### Work required
Please transcribe the data below exactly. Leave the pictures out.
════════════════════
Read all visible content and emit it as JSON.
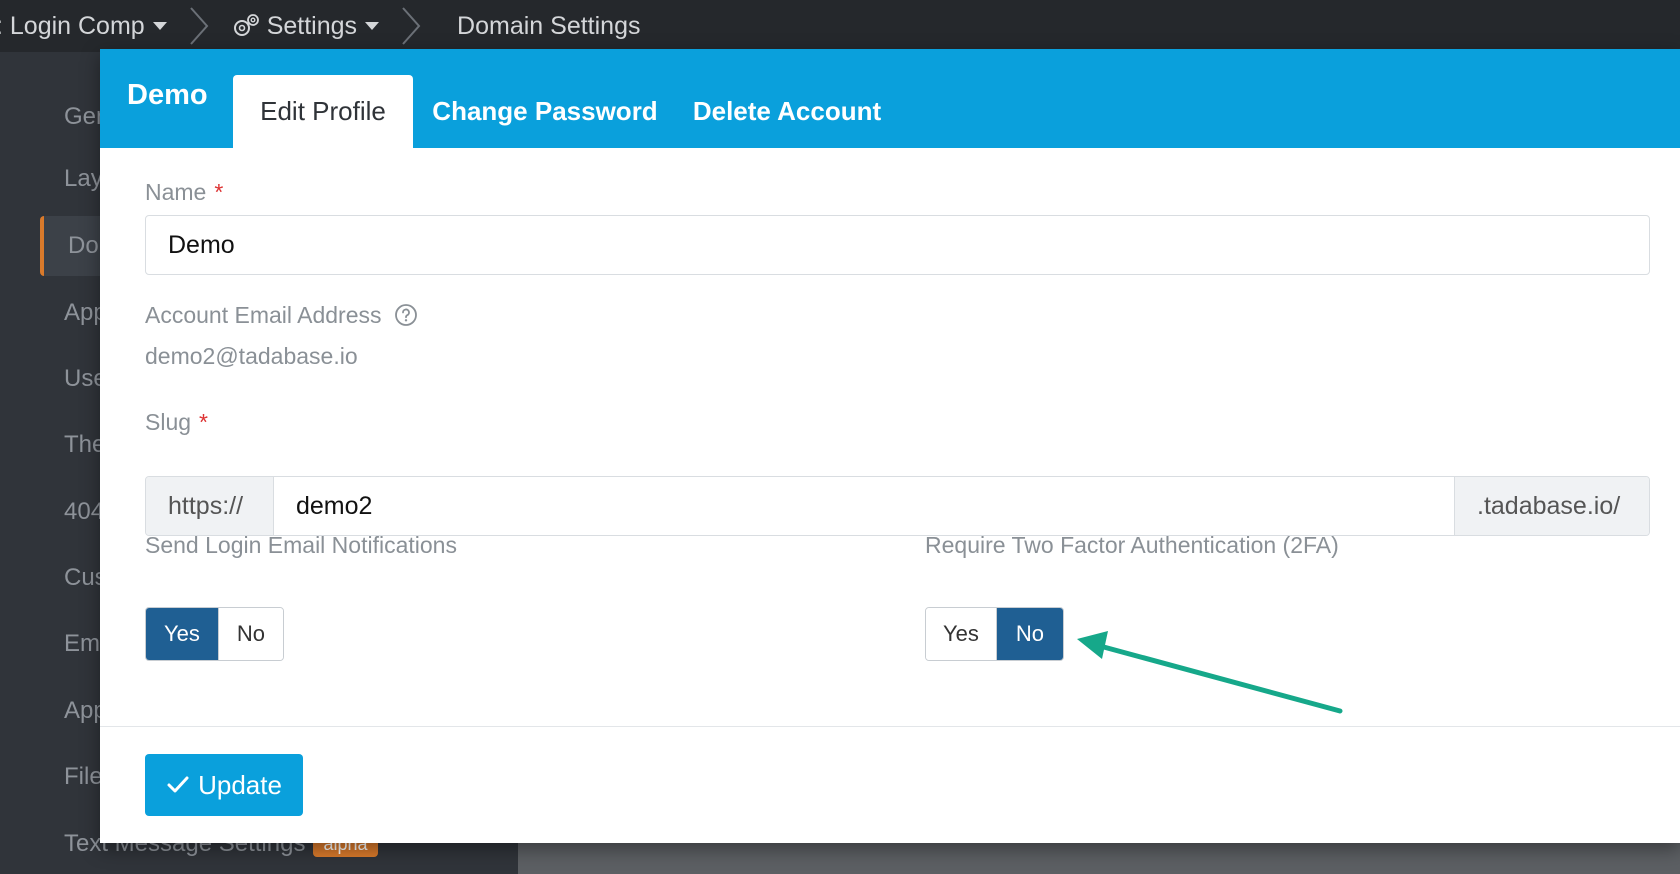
{
  "breadcrumb": {
    "app": ": Login Comp",
    "settings": "Settings",
    "current": "Domain Settings"
  },
  "sidebar": {
    "items": [
      {
        "label": "General"
      },
      {
        "label": "Layouts"
      },
      {
        "label": "Domain Settings",
        "active": true
      },
      {
        "label": "App"
      },
      {
        "label": "Users"
      },
      {
        "label": "Themes"
      },
      {
        "label": "404"
      },
      {
        "label": "Custom"
      },
      {
        "label": "Email"
      },
      {
        "label": "App"
      },
      {
        "label": "Files"
      },
      {
        "label": "Text Message Settings",
        "badge": "alpha"
      }
    ]
  },
  "modal": {
    "title": "Demo",
    "tabs": [
      {
        "label": "Edit Profile",
        "active": true
      },
      {
        "label": "Change Password"
      },
      {
        "label": "Delete Account"
      }
    ],
    "form": {
      "name_label": "Name",
      "name_value": "Demo",
      "email_label": "Account Email Address",
      "email_value": "demo2@tadabase.io",
      "slug_label": "Slug",
      "slug_prefix": "https://",
      "slug_value": "demo2",
      "slug_suffix": ".tadabase.io/",
      "required_mark": "*",
      "login_notify_label": "Send Login Email Notifications",
      "login_notify_yes": "Yes",
      "login_notify_no": "No",
      "login_notify_selected": "Yes",
      "twofa_label": "Require Two Factor Authentication (2FA)",
      "twofa_yes": "Yes",
      "twofa_no": "No",
      "twofa_selected": "No"
    },
    "update_button": "Update"
  },
  "colors": {
    "header": "#0aa0dc",
    "toggle_on": "#1f5f93",
    "annotation_arrow": "#16a88a",
    "sidebar_accent": "#d97a2b"
  }
}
════════════════════
### The result
Read all visible content and emit it as JSON.
{
  "breadcrumb": {
    "app": ": Login Comp",
    "settings": "Settings",
    "current": "Domain Settings"
  },
  "sidebar": {
    "items": [
      {
        "label": "General"
      },
      {
        "label": "Layouts"
      },
      {
        "label": "Domain Settings",
        "active": true
      },
      {
        "label": "App"
      },
      {
        "label": "Users"
      },
      {
        "label": "Themes"
      },
      {
        "label": "404"
      },
      {
        "label": "Custom"
      },
      {
        "label": "Email"
      },
      {
        "label": "App"
      },
      {
        "label": "Files"
      },
      {
        "label": "Text Message Settings",
        "badge": "alpha"
      }
    ]
  },
  "modal": {
    "title": "Demo",
    "tabs": [
      {
        "label": "Edit Profile",
        "active": true
      },
      {
        "label": "Change Password"
      },
      {
        "label": "Delete Account"
      }
    ],
    "form": {
      "name_label": "Name",
      "name_value": "Demo",
      "email_label": "Account Email Address",
      "email_value": "demo2@tadabase.io",
      "slug_label": "Slug",
      "slug_prefix": "https://",
      "slug_value": "demo2",
      "slug_suffix": ".tadabase.io/",
      "required_mark": "*",
      "login_notify_label": "Send Login Email Notifications",
      "login_notify_yes": "Yes",
      "login_notify_no": "No",
      "login_notify_selected": "Yes",
      "twofa_label": "Require Two Factor Authentication (2FA)",
      "twofa_yes": "Yes",
      "twofa_no": "No",
      "twofa_selected": "No"
    },
    "update_button": "Update"
  },
  "colors": {
    "header": "#0aa0dc",
    "toggle_on": "#1f5f93",
    "annotation_arrow": "#16a88a",
    "sidebar_accent": "#d97a2b"
  }
}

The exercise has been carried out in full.